Problem to work on:
Say how many lines contain the word "title". Only the number should be given.

* START *

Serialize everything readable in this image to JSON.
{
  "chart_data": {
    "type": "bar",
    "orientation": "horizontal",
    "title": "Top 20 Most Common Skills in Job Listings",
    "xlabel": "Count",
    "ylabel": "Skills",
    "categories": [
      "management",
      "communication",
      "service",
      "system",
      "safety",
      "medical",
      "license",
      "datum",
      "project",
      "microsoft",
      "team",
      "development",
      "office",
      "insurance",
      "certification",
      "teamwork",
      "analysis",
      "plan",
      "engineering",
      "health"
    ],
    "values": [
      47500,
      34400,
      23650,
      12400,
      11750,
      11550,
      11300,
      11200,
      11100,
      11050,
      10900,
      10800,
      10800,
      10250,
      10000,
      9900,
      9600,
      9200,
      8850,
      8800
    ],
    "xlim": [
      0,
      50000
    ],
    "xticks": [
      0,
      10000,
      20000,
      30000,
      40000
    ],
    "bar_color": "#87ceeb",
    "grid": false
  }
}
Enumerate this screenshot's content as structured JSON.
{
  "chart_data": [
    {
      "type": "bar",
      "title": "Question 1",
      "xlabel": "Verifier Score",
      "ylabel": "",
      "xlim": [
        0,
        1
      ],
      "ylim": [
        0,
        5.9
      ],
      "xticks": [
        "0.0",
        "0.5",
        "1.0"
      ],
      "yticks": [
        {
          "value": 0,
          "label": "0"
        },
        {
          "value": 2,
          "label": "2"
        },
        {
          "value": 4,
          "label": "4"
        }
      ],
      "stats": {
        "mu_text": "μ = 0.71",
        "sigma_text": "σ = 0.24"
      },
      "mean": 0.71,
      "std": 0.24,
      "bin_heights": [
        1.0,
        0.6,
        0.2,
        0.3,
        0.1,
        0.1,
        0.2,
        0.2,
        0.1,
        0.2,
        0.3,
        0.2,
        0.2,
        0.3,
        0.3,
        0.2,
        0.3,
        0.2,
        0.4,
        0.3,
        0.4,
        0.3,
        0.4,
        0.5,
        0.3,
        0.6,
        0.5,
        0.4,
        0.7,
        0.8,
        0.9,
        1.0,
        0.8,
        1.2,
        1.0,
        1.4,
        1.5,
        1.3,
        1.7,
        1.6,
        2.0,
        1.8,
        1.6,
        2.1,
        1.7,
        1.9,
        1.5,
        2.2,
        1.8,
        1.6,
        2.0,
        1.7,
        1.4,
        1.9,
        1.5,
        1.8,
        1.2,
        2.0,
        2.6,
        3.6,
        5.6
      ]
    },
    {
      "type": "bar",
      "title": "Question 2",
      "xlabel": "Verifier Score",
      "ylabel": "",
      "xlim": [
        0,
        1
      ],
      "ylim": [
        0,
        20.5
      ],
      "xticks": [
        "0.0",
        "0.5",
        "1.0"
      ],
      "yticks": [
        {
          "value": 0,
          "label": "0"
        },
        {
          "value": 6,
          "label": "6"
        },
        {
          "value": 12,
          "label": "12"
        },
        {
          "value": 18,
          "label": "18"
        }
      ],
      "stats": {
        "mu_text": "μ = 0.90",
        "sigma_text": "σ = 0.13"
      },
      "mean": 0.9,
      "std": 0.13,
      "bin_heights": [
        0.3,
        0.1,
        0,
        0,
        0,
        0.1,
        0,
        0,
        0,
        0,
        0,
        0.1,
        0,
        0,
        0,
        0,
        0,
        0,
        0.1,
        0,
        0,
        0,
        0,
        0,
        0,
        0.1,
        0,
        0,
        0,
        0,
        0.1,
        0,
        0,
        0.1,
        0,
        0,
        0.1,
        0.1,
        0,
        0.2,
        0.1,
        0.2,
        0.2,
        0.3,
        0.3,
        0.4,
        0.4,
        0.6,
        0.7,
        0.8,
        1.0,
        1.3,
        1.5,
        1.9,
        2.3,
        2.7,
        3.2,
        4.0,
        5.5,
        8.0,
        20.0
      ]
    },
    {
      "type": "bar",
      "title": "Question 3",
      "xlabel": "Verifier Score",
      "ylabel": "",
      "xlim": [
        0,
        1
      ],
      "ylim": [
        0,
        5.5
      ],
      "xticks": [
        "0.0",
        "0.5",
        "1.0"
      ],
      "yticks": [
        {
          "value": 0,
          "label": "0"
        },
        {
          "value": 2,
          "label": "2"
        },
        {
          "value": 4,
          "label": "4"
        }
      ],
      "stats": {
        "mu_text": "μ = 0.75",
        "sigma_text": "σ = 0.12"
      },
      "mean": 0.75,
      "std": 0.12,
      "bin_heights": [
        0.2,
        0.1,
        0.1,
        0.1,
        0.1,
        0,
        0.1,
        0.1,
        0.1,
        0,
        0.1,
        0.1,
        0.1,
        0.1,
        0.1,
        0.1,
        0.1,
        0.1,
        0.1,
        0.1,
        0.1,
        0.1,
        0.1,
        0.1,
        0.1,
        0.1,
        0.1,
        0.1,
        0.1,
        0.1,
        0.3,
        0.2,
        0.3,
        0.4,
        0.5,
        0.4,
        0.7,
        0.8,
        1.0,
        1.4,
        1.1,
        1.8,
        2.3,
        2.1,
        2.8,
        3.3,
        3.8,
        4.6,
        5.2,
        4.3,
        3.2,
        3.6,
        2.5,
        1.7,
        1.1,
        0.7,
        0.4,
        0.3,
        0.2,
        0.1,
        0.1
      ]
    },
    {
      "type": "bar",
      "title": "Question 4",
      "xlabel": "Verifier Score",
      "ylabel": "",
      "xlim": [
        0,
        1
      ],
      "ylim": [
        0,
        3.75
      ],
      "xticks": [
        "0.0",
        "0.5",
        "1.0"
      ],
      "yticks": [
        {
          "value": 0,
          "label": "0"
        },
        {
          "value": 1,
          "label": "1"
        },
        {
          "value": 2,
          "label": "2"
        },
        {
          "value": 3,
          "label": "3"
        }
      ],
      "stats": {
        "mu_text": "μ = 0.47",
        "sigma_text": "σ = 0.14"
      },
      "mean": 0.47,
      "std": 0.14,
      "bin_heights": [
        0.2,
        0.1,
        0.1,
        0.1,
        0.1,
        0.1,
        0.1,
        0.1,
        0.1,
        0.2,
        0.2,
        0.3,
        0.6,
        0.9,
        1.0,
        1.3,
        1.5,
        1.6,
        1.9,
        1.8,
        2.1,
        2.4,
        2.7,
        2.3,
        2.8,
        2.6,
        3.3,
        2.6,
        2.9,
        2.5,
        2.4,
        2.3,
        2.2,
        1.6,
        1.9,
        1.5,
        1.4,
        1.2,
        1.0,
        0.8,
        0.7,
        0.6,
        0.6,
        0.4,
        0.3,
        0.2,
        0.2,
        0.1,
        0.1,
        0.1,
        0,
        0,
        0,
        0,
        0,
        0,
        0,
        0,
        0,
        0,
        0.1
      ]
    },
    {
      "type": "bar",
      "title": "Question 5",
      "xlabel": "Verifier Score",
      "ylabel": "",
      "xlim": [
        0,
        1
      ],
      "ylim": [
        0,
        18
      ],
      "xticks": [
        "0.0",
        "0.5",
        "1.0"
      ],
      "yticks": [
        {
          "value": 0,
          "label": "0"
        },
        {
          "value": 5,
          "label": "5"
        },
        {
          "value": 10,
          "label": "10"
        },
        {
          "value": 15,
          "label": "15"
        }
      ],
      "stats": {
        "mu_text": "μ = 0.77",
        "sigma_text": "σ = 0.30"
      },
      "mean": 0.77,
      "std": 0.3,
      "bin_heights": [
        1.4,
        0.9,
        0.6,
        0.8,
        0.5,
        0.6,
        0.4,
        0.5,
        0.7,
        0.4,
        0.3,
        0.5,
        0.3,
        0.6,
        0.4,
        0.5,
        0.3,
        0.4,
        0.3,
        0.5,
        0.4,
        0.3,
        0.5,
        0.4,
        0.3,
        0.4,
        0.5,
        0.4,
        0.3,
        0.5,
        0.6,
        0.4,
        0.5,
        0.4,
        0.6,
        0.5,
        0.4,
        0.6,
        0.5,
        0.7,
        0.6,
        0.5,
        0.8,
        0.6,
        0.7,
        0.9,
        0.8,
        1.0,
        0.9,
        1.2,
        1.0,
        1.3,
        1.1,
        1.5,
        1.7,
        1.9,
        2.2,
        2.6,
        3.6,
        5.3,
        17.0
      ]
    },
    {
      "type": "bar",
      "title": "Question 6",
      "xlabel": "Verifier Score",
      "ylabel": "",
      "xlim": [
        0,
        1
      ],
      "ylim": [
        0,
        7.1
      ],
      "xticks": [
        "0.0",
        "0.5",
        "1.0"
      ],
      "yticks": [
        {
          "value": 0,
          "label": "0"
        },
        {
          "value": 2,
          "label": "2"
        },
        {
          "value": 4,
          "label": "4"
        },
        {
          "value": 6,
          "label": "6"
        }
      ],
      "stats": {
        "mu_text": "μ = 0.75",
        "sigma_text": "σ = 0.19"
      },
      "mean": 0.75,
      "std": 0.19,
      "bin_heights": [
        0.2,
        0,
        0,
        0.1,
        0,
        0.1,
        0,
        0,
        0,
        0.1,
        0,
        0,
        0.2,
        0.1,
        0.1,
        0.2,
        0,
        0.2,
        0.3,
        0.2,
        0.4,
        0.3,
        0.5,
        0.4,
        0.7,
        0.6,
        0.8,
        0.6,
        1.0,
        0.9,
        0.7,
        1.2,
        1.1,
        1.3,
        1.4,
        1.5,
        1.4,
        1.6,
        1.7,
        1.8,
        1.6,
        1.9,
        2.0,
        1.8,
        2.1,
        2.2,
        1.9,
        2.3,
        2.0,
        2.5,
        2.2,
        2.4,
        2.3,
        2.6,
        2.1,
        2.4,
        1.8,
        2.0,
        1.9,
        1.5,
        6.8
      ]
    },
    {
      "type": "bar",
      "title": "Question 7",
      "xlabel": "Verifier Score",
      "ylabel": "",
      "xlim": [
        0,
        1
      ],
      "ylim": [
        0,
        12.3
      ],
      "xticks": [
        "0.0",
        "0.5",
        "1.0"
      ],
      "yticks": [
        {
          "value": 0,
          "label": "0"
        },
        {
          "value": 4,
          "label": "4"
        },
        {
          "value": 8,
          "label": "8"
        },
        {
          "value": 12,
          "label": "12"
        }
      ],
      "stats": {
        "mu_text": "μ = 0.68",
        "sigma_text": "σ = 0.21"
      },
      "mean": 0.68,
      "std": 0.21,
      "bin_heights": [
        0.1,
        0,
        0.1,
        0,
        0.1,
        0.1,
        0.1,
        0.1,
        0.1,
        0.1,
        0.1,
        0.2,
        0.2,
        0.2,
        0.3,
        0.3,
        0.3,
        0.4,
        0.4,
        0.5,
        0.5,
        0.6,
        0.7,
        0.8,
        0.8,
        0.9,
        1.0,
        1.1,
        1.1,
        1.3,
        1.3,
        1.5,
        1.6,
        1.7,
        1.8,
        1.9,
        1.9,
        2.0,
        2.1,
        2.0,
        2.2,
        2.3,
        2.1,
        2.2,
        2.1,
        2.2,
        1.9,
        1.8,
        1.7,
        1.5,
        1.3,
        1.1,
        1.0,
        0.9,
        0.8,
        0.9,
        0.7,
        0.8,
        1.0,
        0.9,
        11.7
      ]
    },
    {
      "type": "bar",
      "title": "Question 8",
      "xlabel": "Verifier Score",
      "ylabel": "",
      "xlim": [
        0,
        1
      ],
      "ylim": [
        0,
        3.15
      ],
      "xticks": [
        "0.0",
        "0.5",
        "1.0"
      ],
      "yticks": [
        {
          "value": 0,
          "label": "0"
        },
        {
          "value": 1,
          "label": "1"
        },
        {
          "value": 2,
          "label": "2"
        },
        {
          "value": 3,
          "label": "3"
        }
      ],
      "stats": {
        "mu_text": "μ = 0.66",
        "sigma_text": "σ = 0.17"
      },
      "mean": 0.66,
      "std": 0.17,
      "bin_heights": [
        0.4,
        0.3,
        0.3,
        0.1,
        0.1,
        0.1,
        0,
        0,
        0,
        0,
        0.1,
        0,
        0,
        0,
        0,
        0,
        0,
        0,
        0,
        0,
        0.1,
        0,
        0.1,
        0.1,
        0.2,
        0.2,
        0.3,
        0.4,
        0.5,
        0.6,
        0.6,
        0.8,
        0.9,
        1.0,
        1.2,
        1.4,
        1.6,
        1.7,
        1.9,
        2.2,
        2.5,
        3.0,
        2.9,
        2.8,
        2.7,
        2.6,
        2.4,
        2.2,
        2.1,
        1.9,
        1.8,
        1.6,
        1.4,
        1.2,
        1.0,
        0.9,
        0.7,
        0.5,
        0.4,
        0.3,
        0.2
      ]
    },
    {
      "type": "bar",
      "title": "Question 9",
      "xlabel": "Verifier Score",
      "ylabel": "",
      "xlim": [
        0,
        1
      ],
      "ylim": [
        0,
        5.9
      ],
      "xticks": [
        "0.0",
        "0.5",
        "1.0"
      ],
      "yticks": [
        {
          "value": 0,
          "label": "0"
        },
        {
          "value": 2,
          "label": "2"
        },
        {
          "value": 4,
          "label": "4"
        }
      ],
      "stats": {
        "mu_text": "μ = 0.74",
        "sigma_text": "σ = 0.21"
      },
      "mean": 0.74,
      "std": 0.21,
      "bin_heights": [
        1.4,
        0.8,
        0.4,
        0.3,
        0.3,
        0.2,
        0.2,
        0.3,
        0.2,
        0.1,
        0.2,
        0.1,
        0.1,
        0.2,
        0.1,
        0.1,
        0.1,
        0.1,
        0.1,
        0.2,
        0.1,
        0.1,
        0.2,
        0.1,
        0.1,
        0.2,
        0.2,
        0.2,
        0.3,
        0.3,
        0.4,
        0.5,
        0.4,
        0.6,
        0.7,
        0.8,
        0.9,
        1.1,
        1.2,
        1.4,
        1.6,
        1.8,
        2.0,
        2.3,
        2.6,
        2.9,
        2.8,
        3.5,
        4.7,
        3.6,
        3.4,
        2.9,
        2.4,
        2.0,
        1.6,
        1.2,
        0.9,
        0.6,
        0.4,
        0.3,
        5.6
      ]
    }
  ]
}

* END *

Response:
10